:: Direction ::
Determine the number of lines that contain the word "true", then state that number and nothing more.

## begin Records to use

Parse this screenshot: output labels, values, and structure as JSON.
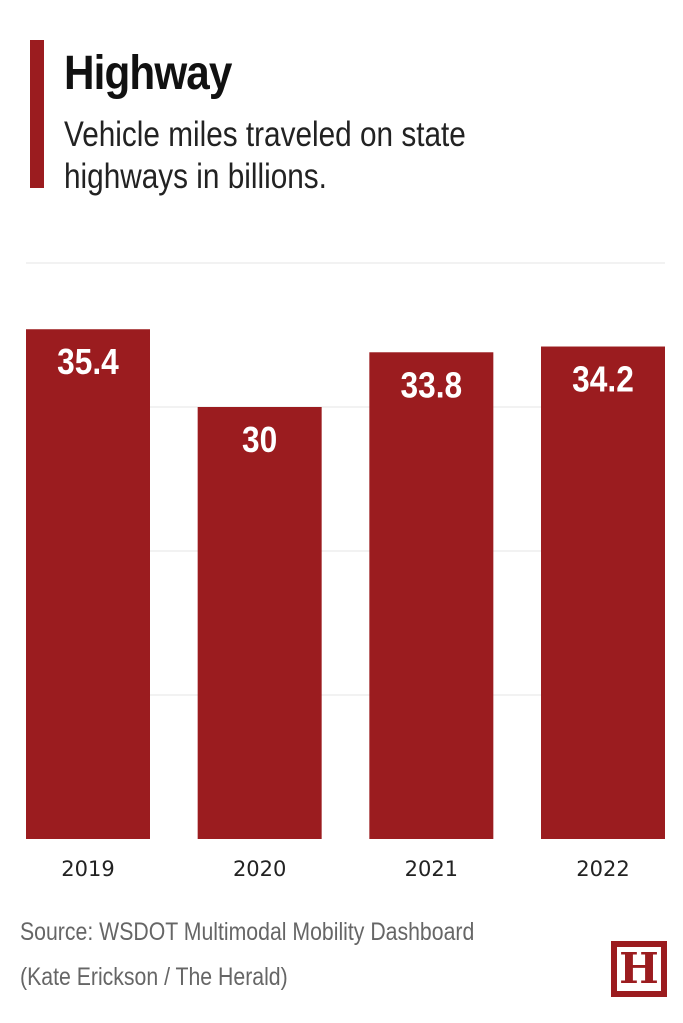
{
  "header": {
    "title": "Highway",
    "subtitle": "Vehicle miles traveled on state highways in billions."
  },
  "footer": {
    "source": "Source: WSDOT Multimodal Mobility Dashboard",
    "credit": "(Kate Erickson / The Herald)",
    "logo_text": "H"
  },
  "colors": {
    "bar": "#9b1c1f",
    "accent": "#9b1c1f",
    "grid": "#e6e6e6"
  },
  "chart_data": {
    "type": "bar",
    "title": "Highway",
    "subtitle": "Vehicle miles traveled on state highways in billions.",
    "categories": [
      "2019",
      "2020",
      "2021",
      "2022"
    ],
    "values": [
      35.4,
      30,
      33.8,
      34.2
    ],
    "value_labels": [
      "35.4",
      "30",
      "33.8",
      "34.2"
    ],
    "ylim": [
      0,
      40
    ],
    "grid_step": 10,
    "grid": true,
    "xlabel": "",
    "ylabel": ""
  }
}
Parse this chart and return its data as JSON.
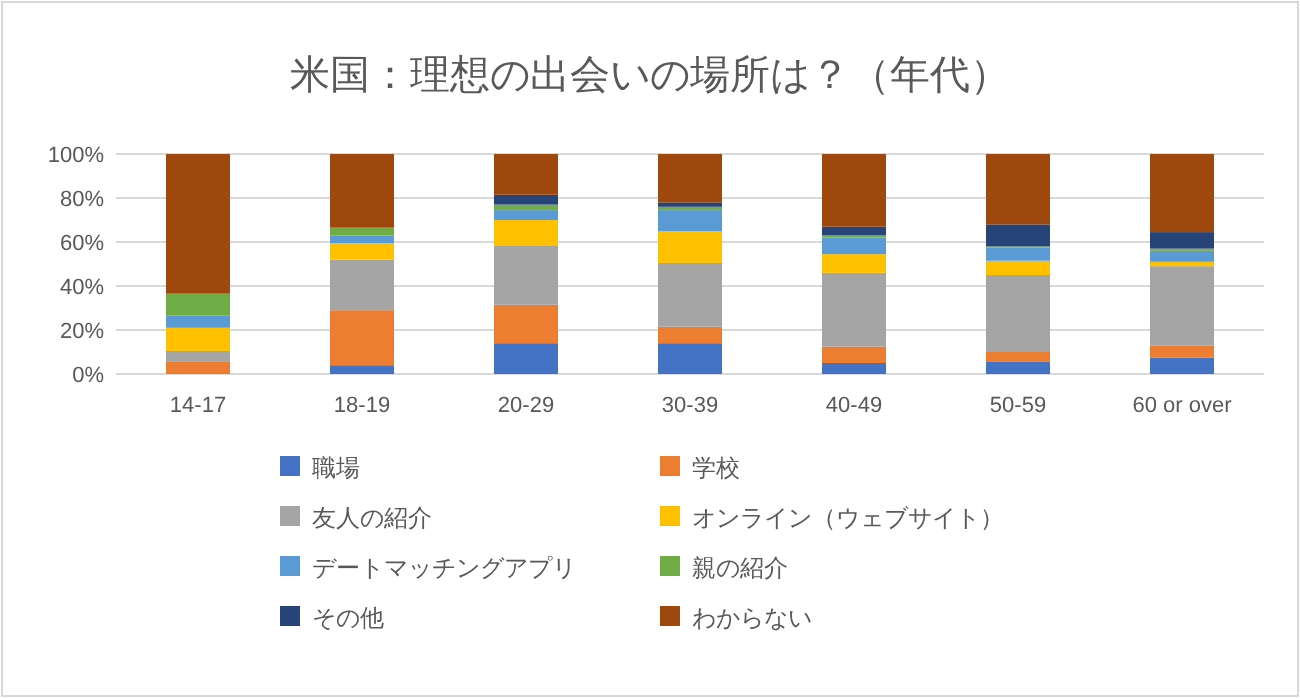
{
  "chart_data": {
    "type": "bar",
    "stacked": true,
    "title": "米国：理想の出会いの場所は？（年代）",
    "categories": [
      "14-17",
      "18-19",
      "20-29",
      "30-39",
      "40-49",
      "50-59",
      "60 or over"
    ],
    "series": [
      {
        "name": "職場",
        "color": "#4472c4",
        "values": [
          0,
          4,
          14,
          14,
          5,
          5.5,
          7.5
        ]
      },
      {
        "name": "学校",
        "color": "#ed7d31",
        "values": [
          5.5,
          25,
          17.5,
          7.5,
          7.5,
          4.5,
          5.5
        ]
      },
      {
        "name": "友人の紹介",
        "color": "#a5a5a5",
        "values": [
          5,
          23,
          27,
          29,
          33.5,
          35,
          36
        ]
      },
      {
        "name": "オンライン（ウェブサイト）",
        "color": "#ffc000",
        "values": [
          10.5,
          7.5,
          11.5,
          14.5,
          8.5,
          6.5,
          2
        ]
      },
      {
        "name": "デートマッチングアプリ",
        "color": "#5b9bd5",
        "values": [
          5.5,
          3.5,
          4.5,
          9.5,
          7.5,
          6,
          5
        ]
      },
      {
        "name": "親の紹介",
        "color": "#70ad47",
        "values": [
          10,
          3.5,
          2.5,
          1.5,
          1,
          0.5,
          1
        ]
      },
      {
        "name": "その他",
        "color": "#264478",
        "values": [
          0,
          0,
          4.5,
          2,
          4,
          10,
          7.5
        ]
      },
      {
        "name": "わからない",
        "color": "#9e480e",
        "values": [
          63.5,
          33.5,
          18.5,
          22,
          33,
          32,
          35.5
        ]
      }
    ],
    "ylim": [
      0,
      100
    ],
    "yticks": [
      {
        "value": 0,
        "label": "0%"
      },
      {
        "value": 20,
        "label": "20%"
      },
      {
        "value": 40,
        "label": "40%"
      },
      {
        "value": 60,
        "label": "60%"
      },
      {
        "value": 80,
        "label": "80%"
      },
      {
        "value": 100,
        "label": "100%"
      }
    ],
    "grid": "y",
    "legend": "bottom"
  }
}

## end Records to use
## begin Records to use

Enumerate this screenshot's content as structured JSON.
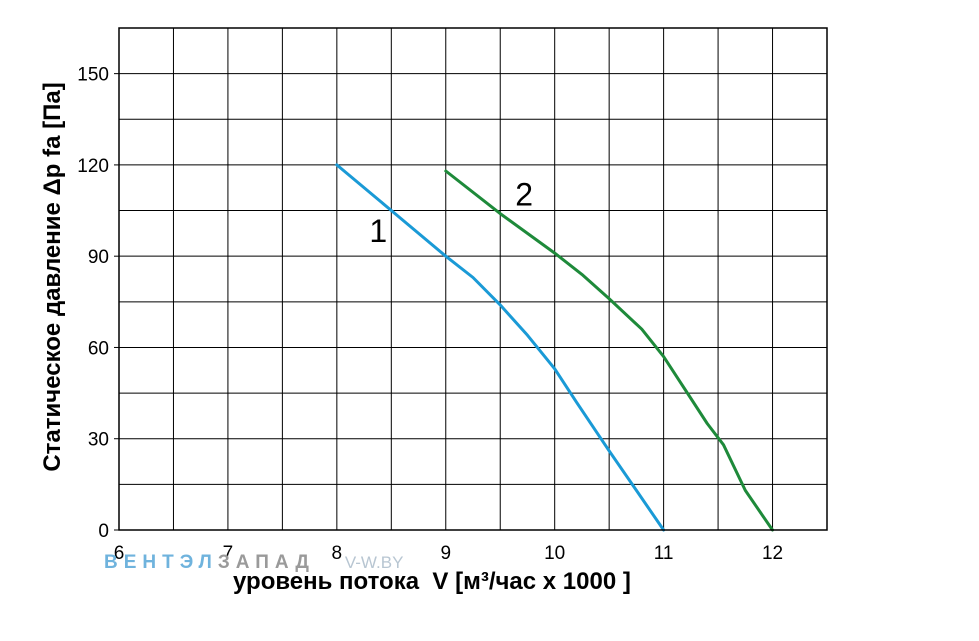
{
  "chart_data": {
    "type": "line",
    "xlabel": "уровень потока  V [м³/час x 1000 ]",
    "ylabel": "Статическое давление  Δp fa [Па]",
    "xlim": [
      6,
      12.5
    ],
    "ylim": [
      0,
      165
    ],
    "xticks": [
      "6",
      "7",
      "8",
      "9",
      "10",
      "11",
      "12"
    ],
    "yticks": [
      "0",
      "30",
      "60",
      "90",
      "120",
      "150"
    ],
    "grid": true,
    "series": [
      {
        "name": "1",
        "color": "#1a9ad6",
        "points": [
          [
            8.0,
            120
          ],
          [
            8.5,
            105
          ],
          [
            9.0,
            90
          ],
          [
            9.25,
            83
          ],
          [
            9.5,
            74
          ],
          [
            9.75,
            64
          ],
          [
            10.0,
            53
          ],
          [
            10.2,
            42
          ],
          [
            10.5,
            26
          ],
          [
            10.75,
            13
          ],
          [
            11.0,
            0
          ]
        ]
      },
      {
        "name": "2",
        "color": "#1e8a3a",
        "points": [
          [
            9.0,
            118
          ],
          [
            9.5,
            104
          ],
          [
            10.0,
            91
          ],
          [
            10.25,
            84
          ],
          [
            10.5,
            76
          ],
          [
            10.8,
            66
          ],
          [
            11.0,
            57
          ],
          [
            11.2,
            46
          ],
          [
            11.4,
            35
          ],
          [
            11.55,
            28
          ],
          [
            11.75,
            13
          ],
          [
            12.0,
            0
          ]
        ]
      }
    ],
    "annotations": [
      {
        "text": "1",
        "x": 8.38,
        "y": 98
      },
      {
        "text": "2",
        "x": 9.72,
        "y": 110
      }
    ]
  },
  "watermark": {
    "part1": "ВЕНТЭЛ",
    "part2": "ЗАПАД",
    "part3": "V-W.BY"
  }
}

## end Records to use
## begin Records to use

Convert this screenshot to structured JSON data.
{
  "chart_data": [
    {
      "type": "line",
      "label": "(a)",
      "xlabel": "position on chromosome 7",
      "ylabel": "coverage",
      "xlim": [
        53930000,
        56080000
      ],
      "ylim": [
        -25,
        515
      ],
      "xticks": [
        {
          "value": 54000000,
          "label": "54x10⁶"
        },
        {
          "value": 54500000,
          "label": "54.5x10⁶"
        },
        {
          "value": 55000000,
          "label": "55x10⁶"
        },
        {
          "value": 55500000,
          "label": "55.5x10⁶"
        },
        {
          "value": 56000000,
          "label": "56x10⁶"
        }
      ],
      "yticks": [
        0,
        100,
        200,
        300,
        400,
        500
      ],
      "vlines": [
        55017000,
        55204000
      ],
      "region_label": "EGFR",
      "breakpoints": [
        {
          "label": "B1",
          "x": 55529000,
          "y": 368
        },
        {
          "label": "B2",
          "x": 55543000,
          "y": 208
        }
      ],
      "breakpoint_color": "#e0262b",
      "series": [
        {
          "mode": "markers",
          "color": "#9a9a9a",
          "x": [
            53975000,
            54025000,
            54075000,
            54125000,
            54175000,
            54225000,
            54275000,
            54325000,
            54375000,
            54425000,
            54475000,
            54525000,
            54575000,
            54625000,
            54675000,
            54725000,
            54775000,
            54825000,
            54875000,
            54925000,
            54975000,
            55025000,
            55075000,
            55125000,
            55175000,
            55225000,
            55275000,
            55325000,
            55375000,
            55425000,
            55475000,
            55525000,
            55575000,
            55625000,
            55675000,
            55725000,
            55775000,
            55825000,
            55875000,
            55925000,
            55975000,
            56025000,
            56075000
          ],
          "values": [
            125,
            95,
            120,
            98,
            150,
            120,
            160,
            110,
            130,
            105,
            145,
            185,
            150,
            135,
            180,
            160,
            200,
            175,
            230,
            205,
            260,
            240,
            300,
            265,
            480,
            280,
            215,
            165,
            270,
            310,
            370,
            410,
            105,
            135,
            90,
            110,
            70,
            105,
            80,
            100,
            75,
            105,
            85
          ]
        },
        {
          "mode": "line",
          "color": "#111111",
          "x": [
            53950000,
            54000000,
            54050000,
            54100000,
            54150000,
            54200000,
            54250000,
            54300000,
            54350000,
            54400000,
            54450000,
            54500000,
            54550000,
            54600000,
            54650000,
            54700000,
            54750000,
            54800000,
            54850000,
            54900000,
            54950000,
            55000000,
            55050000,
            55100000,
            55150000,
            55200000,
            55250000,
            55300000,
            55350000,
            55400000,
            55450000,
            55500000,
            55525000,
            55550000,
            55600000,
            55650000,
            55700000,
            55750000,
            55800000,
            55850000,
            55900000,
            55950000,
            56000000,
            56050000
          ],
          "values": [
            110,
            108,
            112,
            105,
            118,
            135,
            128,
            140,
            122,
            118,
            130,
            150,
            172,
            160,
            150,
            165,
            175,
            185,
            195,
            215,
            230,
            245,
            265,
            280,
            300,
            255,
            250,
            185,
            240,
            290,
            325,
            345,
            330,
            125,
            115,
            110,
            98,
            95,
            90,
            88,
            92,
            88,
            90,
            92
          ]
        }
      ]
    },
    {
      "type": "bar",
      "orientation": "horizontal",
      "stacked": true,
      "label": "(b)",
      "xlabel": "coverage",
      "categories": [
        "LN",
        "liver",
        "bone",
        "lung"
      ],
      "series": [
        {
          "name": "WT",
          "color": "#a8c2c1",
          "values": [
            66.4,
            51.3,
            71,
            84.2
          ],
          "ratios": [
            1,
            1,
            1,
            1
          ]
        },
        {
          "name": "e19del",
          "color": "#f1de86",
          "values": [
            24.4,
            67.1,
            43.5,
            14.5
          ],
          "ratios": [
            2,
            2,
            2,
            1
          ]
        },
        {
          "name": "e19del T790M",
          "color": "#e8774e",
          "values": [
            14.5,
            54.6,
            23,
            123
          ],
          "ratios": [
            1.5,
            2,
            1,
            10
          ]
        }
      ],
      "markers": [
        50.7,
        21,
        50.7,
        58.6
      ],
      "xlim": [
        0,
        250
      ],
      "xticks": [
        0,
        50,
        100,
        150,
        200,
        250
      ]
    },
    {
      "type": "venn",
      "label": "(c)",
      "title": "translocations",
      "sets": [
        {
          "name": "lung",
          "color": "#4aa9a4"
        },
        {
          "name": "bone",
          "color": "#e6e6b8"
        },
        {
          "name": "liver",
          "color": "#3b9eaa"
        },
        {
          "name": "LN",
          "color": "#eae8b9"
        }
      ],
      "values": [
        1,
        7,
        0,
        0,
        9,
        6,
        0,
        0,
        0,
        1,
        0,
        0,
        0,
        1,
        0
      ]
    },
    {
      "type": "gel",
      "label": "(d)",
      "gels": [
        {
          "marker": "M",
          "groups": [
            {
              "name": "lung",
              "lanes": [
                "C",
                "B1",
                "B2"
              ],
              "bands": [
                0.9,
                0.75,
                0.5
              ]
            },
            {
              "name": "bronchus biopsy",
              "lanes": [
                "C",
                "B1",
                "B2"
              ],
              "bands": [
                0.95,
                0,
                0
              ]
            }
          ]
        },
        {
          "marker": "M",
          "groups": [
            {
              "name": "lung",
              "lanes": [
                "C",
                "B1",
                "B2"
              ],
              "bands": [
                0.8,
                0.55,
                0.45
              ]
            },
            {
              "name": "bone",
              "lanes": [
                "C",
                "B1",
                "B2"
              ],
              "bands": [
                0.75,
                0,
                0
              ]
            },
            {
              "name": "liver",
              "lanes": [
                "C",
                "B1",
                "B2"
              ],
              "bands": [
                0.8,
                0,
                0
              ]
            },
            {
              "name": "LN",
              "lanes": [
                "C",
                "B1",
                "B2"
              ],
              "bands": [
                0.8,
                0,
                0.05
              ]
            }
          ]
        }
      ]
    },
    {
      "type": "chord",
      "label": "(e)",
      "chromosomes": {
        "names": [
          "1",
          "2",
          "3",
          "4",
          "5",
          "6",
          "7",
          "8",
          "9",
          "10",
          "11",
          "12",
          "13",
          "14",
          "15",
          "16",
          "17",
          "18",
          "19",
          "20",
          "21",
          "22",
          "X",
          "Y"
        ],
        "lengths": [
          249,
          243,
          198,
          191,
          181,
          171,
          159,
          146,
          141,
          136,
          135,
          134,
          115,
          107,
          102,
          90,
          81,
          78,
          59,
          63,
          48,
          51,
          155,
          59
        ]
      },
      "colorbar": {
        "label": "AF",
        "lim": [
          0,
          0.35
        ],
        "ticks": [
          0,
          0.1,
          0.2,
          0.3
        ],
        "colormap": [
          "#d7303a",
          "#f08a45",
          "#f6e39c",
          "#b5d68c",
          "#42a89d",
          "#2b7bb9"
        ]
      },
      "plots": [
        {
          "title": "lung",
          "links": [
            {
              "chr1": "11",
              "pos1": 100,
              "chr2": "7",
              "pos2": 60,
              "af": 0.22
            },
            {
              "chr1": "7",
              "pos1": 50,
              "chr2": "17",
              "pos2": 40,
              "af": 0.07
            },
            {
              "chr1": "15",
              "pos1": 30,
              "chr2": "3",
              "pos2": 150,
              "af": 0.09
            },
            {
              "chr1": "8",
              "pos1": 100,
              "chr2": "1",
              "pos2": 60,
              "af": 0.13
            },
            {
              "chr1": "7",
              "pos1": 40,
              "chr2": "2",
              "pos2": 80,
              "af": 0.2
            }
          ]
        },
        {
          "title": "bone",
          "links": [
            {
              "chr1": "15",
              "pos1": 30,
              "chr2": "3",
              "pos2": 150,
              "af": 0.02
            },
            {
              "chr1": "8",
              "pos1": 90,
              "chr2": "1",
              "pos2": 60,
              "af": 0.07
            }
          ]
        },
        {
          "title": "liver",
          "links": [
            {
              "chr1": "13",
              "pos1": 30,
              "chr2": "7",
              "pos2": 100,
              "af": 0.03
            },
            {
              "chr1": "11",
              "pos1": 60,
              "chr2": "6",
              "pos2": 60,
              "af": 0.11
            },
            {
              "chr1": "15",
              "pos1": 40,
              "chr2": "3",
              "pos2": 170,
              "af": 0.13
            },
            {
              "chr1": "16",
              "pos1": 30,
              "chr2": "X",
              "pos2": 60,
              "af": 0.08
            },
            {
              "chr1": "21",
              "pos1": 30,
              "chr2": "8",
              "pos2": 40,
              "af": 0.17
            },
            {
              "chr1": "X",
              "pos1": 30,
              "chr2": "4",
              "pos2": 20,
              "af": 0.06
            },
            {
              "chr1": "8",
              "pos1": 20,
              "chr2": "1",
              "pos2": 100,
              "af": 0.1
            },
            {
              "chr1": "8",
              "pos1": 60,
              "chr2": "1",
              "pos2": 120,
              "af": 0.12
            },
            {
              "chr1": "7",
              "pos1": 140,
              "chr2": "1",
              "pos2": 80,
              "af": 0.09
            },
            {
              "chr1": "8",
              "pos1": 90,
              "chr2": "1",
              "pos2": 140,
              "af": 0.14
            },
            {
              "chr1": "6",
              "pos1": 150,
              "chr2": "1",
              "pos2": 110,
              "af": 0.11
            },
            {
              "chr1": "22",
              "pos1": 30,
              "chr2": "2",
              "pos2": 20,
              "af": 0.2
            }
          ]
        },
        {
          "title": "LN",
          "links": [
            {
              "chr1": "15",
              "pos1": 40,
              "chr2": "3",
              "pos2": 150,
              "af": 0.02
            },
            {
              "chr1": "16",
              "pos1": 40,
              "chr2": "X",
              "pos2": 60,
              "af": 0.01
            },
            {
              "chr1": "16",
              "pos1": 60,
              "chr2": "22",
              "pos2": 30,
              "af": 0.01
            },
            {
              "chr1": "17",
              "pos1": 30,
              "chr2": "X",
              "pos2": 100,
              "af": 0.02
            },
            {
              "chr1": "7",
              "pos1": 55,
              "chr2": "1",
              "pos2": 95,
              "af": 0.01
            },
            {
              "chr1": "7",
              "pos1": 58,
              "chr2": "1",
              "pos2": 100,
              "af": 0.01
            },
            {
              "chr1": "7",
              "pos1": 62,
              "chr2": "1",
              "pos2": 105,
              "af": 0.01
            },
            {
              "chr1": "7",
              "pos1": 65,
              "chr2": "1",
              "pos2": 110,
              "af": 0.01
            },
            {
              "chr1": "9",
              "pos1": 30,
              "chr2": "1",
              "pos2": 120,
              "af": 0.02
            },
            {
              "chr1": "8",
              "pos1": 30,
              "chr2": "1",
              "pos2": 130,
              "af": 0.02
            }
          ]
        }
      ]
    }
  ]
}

## end Records to use

:: Result of the task ::
4